Count the lines below that contain the word "quanto", and reply with that number alone.

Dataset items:
________________________

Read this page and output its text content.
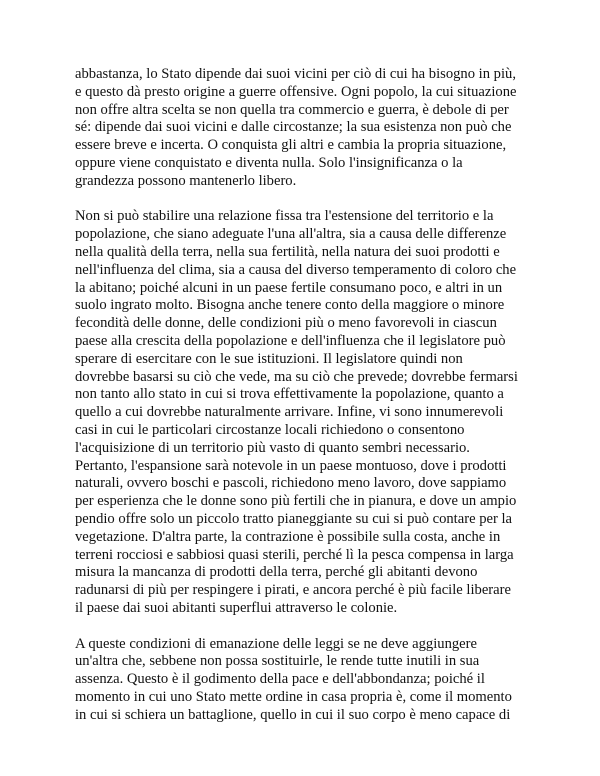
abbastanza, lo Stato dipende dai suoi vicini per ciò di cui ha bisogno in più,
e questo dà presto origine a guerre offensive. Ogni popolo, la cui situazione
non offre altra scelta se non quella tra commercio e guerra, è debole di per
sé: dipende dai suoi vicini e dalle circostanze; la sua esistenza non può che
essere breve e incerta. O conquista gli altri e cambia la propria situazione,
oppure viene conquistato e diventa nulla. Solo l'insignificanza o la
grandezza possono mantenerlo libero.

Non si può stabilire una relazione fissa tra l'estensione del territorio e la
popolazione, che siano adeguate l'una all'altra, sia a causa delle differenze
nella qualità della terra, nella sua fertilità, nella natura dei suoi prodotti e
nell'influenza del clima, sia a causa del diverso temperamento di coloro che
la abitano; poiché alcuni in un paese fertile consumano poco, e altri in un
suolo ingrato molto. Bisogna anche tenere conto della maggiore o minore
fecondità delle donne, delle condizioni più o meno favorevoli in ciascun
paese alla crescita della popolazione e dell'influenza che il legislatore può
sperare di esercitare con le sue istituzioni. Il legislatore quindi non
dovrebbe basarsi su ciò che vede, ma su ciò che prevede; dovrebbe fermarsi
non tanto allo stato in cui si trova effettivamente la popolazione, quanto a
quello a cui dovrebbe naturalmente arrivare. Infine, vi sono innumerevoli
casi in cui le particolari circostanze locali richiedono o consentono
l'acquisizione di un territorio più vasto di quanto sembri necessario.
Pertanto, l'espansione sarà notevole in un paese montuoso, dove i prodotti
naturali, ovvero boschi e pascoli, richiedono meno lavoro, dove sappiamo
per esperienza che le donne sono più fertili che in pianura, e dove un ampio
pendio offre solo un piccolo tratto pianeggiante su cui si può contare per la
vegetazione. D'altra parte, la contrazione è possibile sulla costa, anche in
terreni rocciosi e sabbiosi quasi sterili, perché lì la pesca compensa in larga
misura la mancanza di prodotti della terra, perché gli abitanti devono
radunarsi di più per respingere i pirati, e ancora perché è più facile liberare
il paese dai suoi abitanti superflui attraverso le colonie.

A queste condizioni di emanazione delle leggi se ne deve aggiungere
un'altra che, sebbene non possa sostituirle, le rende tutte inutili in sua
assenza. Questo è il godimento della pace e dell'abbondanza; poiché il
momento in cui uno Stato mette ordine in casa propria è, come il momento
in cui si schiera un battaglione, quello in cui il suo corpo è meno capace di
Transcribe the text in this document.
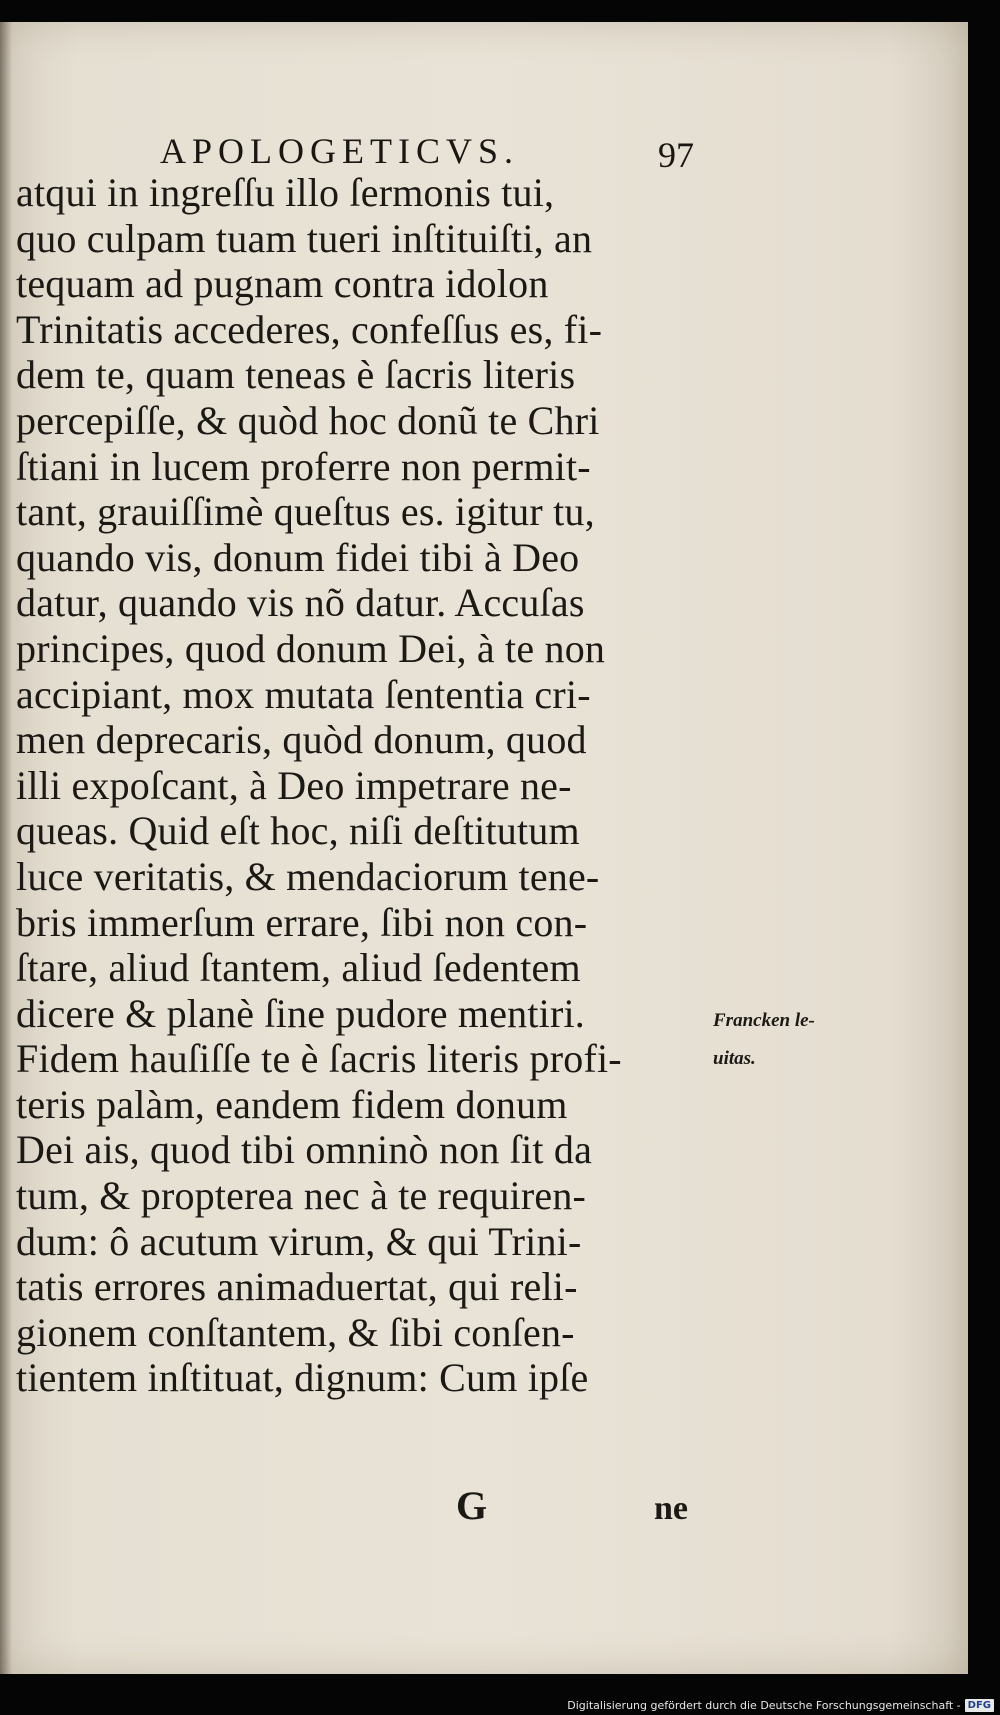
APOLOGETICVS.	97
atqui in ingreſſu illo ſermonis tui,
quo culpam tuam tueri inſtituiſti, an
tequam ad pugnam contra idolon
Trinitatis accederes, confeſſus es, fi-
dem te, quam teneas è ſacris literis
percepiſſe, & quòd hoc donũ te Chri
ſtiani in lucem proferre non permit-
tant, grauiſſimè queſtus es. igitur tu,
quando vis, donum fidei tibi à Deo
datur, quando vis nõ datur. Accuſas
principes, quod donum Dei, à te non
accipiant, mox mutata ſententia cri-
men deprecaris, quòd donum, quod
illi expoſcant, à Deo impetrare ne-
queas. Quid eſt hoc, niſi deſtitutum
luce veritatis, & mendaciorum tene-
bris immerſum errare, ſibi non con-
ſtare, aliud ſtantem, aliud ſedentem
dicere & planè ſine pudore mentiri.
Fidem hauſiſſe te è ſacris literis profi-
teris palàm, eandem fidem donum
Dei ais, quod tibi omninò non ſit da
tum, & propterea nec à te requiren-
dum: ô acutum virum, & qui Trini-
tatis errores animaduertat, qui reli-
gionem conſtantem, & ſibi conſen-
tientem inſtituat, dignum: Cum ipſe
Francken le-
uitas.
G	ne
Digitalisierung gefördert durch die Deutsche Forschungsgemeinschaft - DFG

________________________

- **Exercise result**: 2